* [Your objective]: Tally the lines holding the word "without" and state the count by itself.

######

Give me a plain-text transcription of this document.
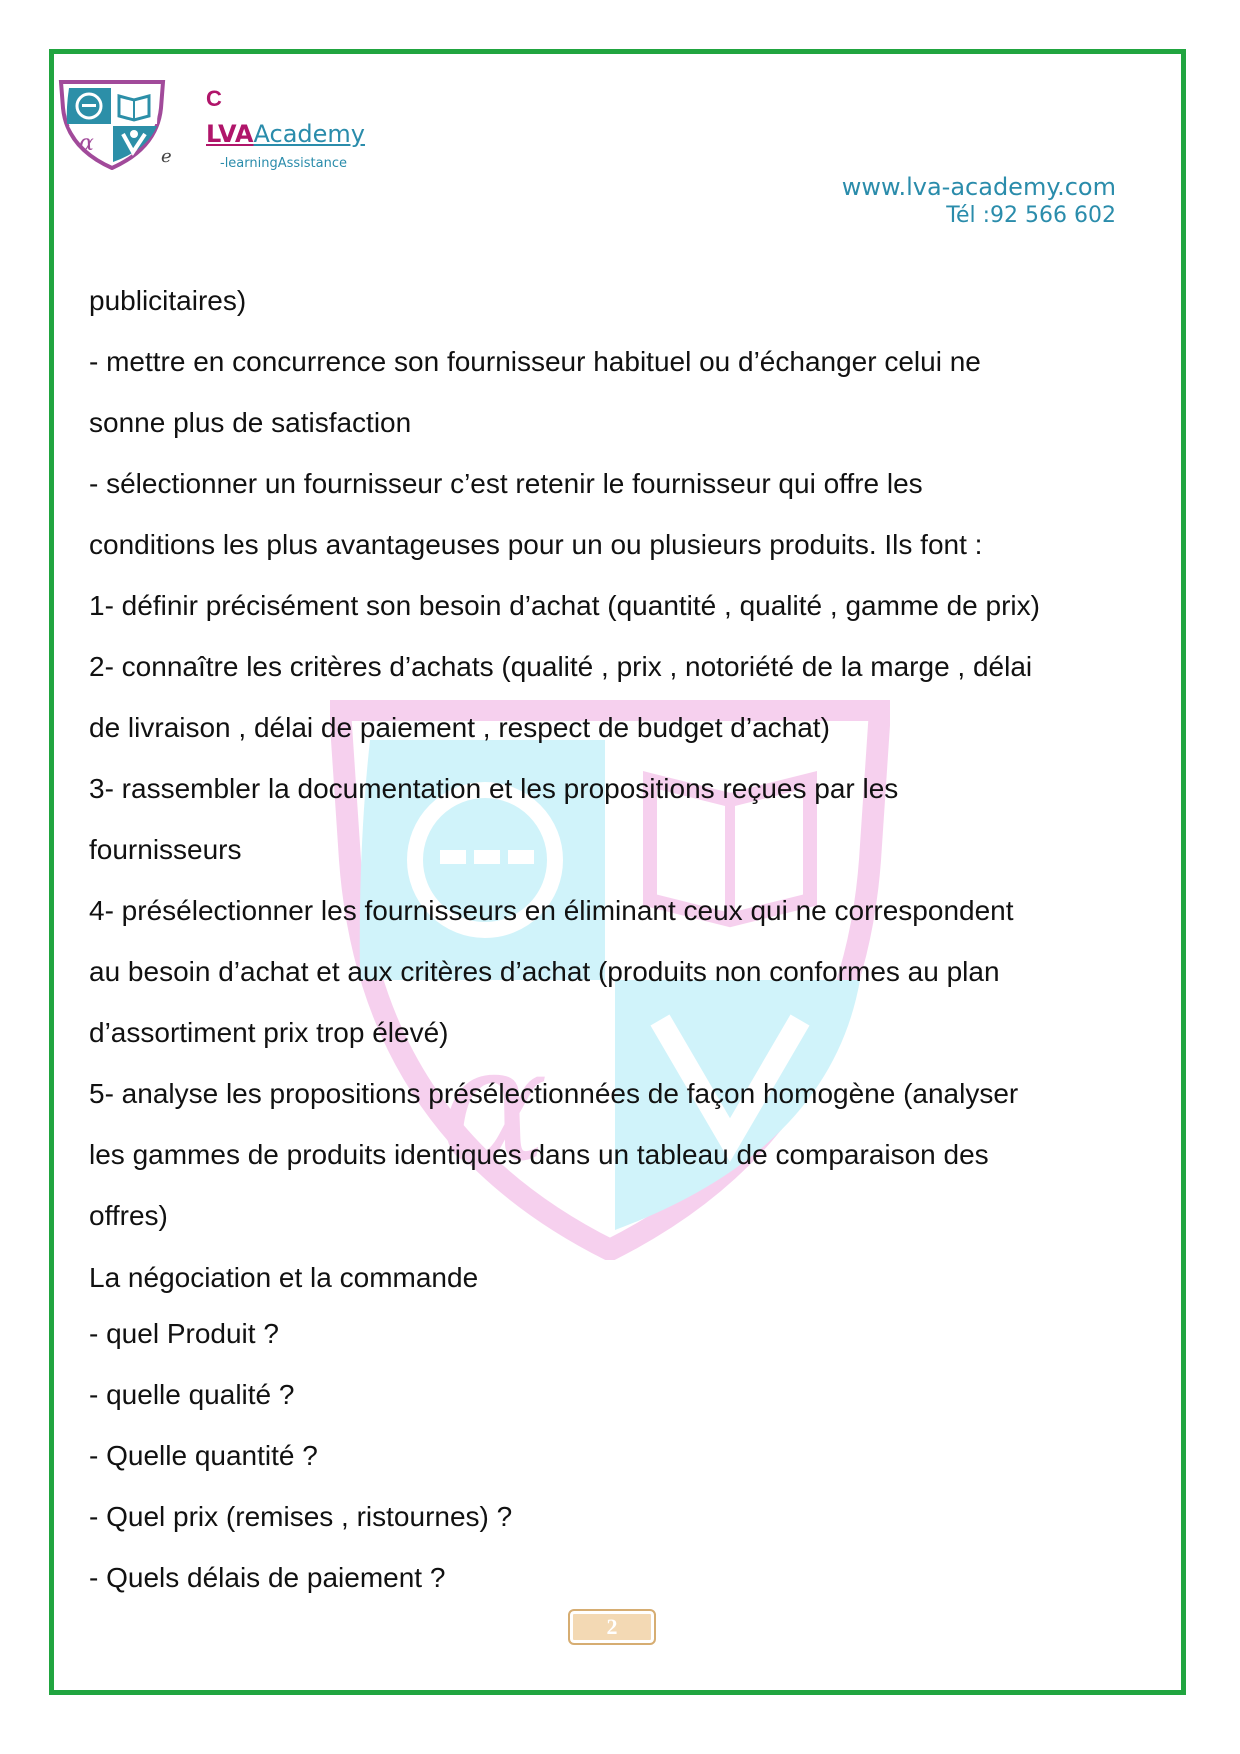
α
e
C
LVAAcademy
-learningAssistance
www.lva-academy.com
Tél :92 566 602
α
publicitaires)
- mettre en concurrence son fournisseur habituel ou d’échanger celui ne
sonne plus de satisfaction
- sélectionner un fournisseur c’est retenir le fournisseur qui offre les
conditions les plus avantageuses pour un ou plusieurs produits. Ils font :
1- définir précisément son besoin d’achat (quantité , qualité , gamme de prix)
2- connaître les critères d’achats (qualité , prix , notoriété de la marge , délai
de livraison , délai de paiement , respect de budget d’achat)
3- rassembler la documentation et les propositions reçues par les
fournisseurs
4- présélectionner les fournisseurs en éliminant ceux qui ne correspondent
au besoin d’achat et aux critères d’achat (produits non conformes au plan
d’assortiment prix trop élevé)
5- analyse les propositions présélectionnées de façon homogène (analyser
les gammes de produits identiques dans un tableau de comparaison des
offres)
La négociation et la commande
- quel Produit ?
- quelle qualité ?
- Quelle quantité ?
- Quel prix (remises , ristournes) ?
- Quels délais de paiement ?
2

######

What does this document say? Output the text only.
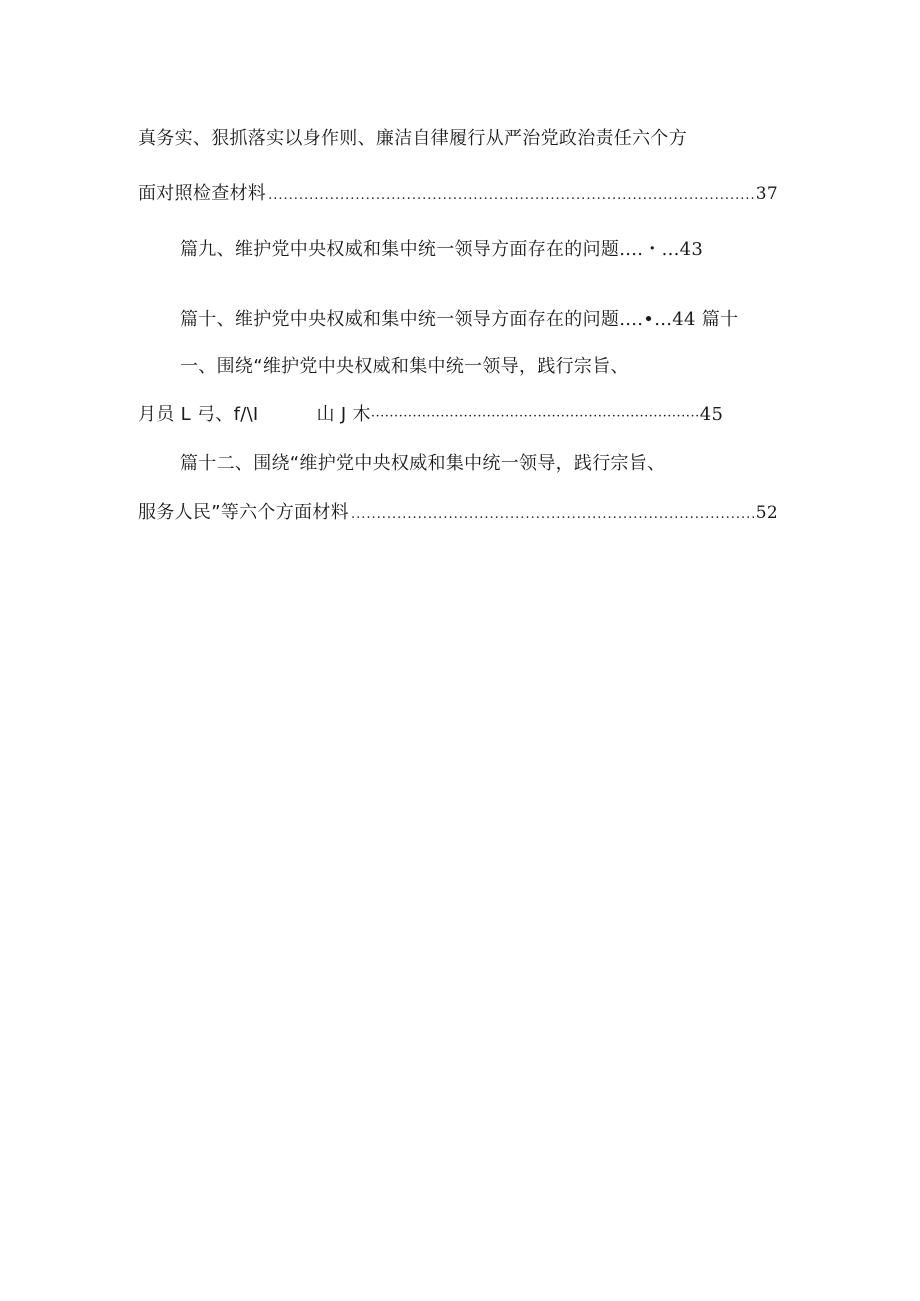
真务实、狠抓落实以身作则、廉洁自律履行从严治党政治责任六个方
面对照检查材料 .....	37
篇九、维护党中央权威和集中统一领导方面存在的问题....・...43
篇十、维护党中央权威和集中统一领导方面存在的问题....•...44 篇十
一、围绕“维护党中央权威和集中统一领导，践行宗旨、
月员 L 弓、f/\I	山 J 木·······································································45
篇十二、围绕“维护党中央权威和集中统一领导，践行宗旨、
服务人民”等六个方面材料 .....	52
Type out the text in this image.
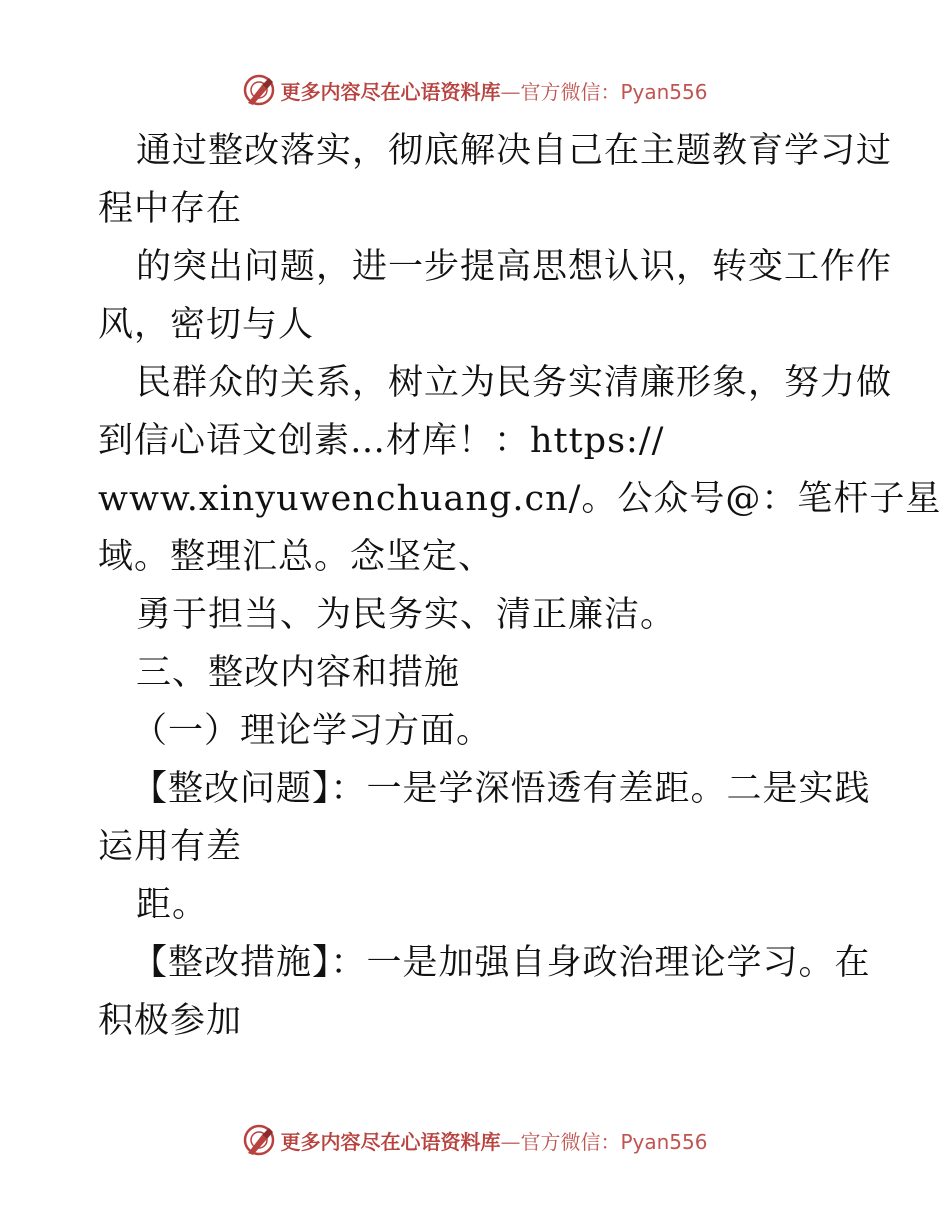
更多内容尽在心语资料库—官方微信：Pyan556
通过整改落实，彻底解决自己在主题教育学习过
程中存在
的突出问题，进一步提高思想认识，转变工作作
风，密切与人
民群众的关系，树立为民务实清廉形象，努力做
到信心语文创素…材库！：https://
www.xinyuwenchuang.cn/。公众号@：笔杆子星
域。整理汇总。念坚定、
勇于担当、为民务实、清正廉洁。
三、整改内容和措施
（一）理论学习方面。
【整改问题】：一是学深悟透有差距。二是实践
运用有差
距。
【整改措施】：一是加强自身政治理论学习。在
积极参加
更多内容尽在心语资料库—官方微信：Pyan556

######

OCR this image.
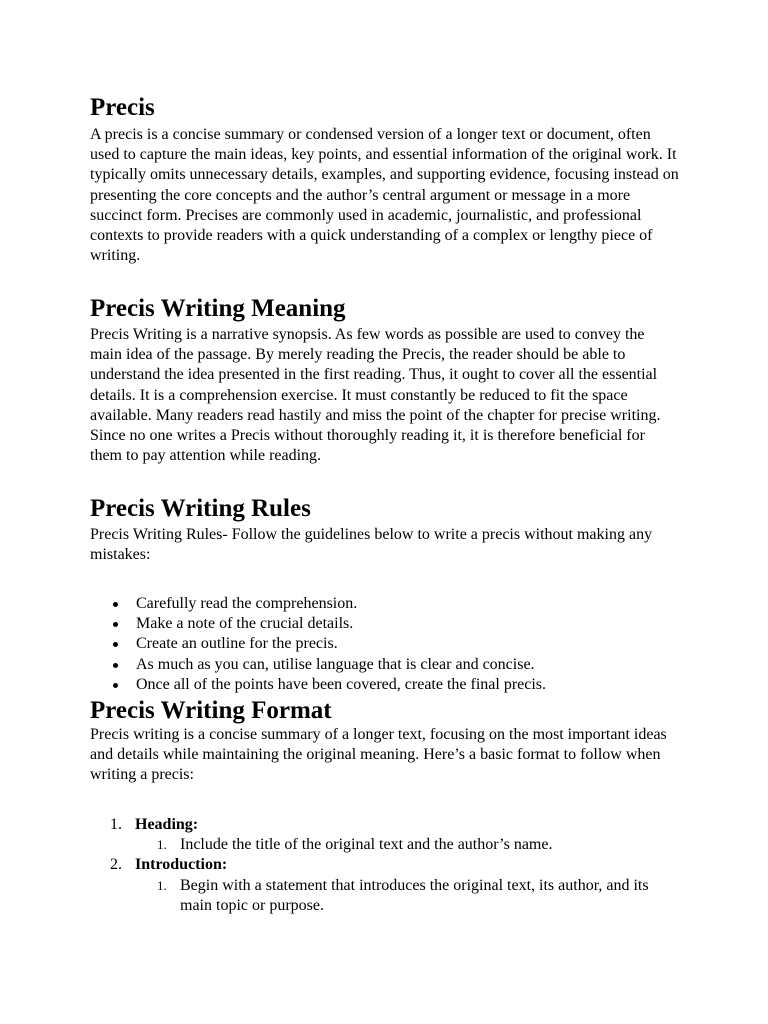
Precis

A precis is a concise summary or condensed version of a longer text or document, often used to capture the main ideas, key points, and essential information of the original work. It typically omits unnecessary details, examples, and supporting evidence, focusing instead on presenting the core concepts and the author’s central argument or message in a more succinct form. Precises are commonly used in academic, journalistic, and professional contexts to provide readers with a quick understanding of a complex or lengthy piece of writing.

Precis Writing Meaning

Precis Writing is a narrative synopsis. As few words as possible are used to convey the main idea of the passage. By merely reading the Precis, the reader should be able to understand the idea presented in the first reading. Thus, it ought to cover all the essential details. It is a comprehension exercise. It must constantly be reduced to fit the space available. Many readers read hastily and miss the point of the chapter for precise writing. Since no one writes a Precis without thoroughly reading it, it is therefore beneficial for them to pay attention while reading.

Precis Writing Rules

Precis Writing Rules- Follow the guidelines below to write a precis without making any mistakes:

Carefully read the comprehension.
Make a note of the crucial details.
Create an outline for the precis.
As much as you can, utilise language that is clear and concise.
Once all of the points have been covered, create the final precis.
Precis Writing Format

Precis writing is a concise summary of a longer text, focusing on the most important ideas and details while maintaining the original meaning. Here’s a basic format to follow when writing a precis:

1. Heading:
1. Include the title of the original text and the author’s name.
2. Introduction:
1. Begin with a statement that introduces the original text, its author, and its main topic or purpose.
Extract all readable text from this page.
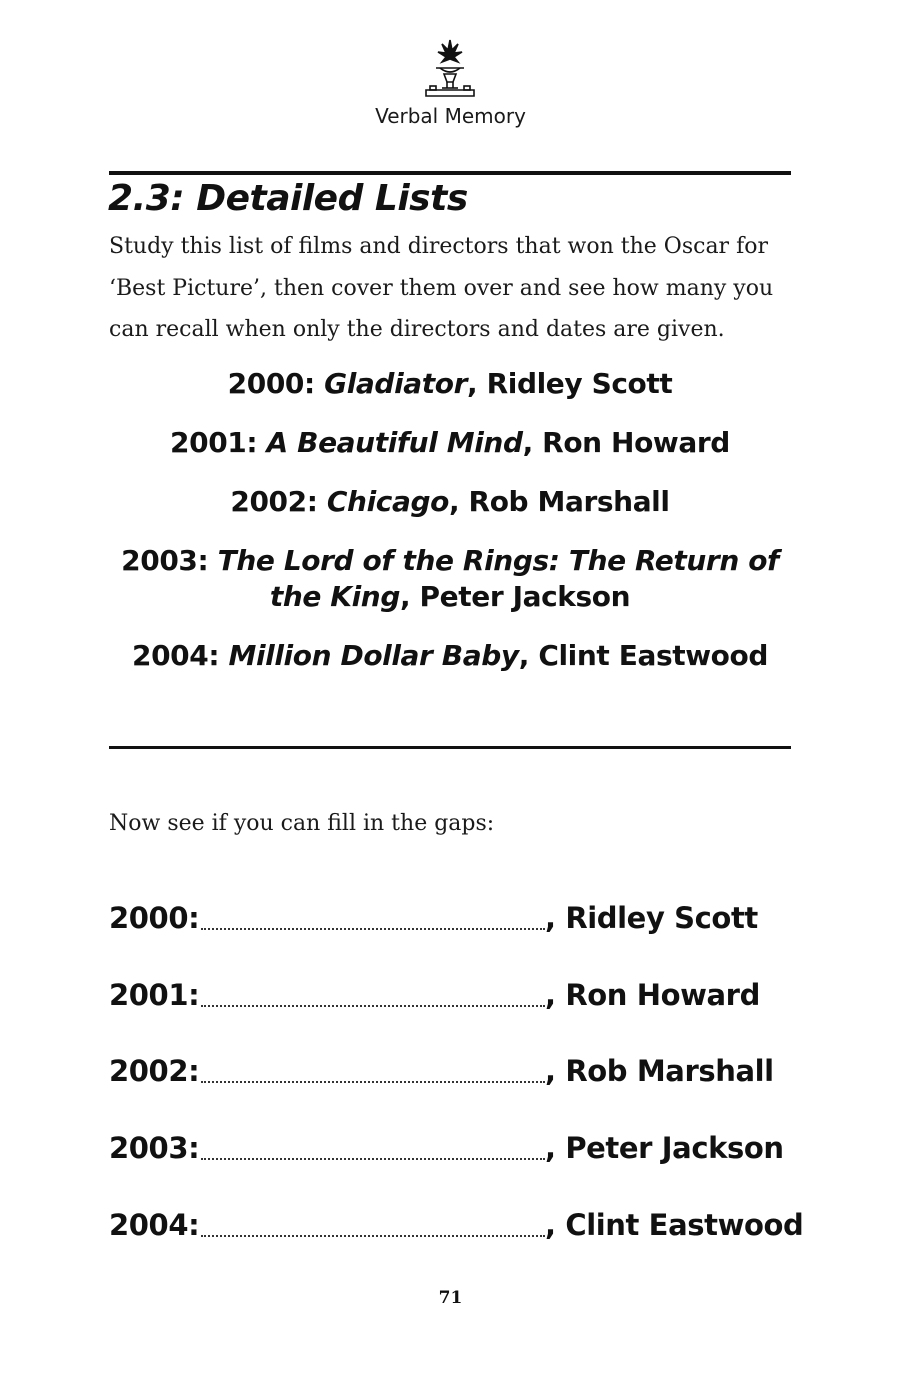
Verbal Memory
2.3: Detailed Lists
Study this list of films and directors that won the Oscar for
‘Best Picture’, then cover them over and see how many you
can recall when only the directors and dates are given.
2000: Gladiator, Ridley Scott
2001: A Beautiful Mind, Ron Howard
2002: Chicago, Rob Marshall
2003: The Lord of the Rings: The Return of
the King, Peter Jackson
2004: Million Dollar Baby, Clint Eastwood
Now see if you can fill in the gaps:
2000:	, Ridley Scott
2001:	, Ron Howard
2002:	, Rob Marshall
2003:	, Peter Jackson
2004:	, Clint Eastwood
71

######

* [Output below]: 2